— start of SOURCE MATERIAL —

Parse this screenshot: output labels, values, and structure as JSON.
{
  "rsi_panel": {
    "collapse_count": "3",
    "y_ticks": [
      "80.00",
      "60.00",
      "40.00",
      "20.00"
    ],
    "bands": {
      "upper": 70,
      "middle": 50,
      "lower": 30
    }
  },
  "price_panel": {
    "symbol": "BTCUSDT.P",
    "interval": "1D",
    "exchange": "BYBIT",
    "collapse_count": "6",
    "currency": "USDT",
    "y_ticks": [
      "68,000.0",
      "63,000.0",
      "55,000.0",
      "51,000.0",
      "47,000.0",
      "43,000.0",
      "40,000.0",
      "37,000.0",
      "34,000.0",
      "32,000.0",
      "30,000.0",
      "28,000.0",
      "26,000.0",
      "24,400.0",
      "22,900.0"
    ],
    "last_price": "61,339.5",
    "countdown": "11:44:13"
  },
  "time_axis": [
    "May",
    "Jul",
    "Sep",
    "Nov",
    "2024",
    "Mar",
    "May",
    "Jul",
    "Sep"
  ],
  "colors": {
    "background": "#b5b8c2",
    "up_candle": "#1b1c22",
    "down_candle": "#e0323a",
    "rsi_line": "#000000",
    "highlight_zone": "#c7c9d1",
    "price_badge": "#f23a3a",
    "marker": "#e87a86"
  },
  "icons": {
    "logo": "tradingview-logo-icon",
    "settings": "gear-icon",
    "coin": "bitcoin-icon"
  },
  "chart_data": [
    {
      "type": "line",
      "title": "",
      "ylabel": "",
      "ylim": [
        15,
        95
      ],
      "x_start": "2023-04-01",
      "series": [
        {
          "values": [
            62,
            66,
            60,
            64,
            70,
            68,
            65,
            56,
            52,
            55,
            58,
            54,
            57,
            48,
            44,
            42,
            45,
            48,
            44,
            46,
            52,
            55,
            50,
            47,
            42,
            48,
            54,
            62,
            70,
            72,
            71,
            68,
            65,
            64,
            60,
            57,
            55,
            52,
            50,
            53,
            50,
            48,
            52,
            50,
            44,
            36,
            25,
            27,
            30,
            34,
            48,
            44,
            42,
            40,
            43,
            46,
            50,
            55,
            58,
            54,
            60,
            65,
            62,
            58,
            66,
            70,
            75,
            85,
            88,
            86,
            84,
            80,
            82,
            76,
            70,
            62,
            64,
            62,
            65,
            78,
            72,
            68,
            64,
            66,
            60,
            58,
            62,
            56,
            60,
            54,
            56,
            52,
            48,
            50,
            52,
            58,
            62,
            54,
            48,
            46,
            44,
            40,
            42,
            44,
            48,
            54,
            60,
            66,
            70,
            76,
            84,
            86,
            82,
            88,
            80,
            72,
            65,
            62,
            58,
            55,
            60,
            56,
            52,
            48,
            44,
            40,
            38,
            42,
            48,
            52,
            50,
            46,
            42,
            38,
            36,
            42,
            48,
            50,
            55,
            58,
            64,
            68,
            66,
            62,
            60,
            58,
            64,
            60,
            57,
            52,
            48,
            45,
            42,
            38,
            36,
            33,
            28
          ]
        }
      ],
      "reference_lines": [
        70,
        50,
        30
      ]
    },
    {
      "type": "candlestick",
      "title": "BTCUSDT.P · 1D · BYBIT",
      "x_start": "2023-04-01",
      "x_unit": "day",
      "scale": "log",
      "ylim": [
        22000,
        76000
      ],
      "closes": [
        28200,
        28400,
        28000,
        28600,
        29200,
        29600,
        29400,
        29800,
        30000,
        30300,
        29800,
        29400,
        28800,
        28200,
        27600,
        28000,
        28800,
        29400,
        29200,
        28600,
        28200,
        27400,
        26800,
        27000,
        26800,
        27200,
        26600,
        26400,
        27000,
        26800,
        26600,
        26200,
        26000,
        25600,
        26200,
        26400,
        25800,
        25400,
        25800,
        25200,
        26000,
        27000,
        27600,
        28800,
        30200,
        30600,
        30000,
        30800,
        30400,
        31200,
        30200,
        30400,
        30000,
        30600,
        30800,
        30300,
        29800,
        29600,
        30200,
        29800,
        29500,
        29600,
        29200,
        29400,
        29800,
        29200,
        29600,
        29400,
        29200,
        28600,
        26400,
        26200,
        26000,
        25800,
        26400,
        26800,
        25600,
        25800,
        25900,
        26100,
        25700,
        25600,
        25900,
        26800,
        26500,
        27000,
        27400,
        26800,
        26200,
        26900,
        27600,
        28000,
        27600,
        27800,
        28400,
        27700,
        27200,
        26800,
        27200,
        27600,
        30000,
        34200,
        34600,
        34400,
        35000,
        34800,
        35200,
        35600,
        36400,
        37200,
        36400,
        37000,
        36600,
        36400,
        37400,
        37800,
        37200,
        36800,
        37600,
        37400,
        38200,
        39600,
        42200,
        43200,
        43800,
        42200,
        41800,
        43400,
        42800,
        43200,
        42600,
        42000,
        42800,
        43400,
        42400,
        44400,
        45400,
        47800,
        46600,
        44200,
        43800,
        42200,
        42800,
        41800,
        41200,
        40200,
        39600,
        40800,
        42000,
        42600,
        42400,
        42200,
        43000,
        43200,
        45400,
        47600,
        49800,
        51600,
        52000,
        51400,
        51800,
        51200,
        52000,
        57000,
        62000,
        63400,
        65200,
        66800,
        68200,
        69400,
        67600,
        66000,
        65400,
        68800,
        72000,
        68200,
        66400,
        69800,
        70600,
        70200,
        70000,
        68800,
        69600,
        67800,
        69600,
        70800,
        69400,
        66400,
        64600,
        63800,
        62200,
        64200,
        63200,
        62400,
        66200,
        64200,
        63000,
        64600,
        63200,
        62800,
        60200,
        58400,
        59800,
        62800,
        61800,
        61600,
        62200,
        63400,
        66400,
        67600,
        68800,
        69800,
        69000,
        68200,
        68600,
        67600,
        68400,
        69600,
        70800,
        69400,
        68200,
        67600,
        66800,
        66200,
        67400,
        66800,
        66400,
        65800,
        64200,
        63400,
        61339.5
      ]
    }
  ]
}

— end of SOURCE MATERIAL —

§ WHAT THE TASK REQUIRES: Write out each line of the data above again, exactly as given.

§ ANSWER TO THIS TASK:
Parse this screenshot: output labels, values, and structure as JSON.
{
  "rsi_panel": {
    "collapse_count": "3",
    "y_ticks": [
      "80.00",
      "60.00",
      "40.00",
      "20.00"
    ],
    "bands": {
      "upper": 70,
      "middle": 50,
      "lower": 30
    }
  },
  "price_panel": {
    "symbol": "BTCUSDT.P",
    "interval": "1D",
    "exchange": "BYBIT",
    "collapse_count": "6",
    "currency": "USDT",
    "y_ticks": [
      "68,000.0",
      "63,000.0",
      "55,000.0",
      "51,000.0",
      "47,000.0",
      "43,000.0",
      "40,000.0",
      "37,000.0",
      "34,000.0",
      "32,000.0",
      "30,000.0",
      "28,000.0",
      "26,000.0",
      "24,400.0",
      "22,900.0"
    ],
    "last_price": "61,339.5",
    "countdown": "11:44:13"
  },
  "time_axis": [
    "May",
    "Jul",
    "Sep",
    "Nov",
    "2024",
    "Mar",
    "May",
    "Jul",
    "Sep"
  ],
  "colors": {
    "background": "#b5b8c2",
    "up_candle": "#1b1c22",
    "down_candle": "#e0323a",
    "rsi_line": "#000000",
    "highlight_zone": "#c7c9d1",
    "price_badge": "#f23a3a",
    "marker": "#e87a86"
  },
  "icons": {
    "logo": "tradingview-logo-icon",
    "settings": "gear-icon",
    "coin": "bitcoin-icon"
  },
  "chart_data": [
    {
      "type": "line",
      "title": "",
      "ylabel": "",
      "ylim": [
        15,
        95
      ],
      "x_start": "2023-04-01",
      "series": [
        {
          "values": [
            62,
            66,
            60,
            64,
            70,
            68,
            65,
            56,
            52,
            55,
            58,
            54,
            57,
            48,
            44,
            42,
            45,
            48,
            44,
            46,
            52,
            55,
            50,
            47,
            42,
            48,
            54,
            62,
            70,
            72,
            71,
            68,
            65,
            64,
            60,
            57,
            55,
            52,
            50,
            53,
            50,
            48,
            52,
            50,
            44,
            36,
            25,
            27,
            30,
            34,
            48,
            44,
            42,
            40,
            43,
            46,
            50,
            55,
            58,
            54,
            60,
            65,
            62,
            58,
            66,
            70,
            75,
            85,
            88,
            86,
            84,
            80,
            82,
            76,
            70,
            62,
            64,
            62,
            65,
            78,
            72,
            68,
            64,
            66,
            60,
            58,
            62,
            56,
            60,
            54,
            56,
            52,
            48,
            50,
            52,
            58,
            62,
            54,
            48,
            46,
            44,
            40,
            42,
            44,
            48,
            54,
            60,
            66,
            70,
            76,
            84,
            86,
            82,
            88,
            80,
            72,
            65,
            62,
            58,
            55,
            60,
            56,
            52,
            48,
            44,
            40,
            38,
            42,
            48,
            52,
            50,
            46,
            42,
            38,
            36,
            42,
            48,
            50,
            55,
            58,
            64,
            68,
            66,
            62,
            60,
            58,
            64,
            60,
            57,
            52,
            48,
            45,
            42,
            38,
            36,
            33,
            28
          ]
        }
      ],
      "reference_lines": [
        70,
        50,
        30
      ]
    },
    {
      "type": "candlestick",
      "title": "BTCUSDT.P · 1D · BYBIT",
      "x_start": "2023-04-01",
      "x_unit": "day",
      "scale": "log",
      "ylim": [
        22000,
        76000
      ],
      "closes": [
        28200,
        28400,
        28000,
        28600,
        29200,
        29600,
        29400,
        29800,
        30000,
        30300,
        29800,
        29400,
        28800,
        28200,
        27600,
        28000,
        28800,
        29400,
        29200,
        28600,
        28200,
        27400,
        26800,
        27000,
        26800,
        27200,
        26600,
        26400,
        27000,
        26800,
        26600,
        26200,
        26000,
        25600,
        26200,
        26400,
        25800,
        25400,
        25800,
        25200,
        26000,
        27000,
        27600,
        28800,
        30200,
        30600,
        30000,
        30800,
        30400,
        31200,
        30200,
        30400,
        30000,
        30600,
        30800,
        30300,
        29800,
        29600,
        30200,
        29800,
        29500,
        29600,
        29200,
        29400,
        29800,
        29200,
        29600,
        29400,
        29200,
        28600,
        26400,
        26200,
        26000,
        25800,
        26400,
        26800,
        25600,
        25800,
        25900,
        26100,
        25700,
        25600,
        25900,
        26800,
        26500,
        27000,
        27400,
        26800,
        26200,
        26900,
        27600,
        28000,
        27600,
        27800,
        28400,
        27700,
        27200,
        26800,
        27200,
        27600,
        30000,
        34200,
        34600,
        34400,
        35000,
        34800,
        35200,
        35600,
        36400,
        37200,
        36400,
        37000,
        36600,
        36400,
        37400,
        37800,
        37200,
        36800,
        37600,
        37400,
        38200,
        39600,
        42200,
        43200,
        43800,
        42200,
        41800,
        43400,
        42800,
        43200,
        42600,
        42000,
        42800,
        43400,
        42400,
        44400,
        45400,
        47800,
        46600,
        44200,
        43800,
        42200,
        42800,
        41800,
        41200,
        40200,
        39600,
        40800,
        42000,
        42600,
        42400,
        42200,
        43000,
        43200,
        45400,
        47600,
        49800,
        51600,
        52000,
        51400,
        51800,
        51200,
        52000,
        57000,
        62000,
        63400,
        65200,
        66800,
        68200,
        69400,
        67600,
        66000,
        65400,
        68800,
        72000,
        68200,
        66400,
        69800,
        70600,
        70200,
        70000,
        68800,
        69600,
        67800,
        69600,
        70800,
        69400,
        66400,
        64600,
        63800,
        62200,
        64200,
        63200,
        62400,
        66200,
        64200,
        63000,
        64600,
        63200,
        62800,
        60200,
        58400,
        59800,
        62800,
        61800,
        61600,
        62200,
        63400,
        66400,
        67600,
        68800,
        69800,
        69000,
        68200,
        68600,
        67600,
        68400,
        69600,
        70800,
        69400,
        68200,
        67600,
        66800,
        66200,
        67400,
        66800,
        66400,
        65800,
        64200,
        63400,
        61339.5
      ]
    }
  ]
}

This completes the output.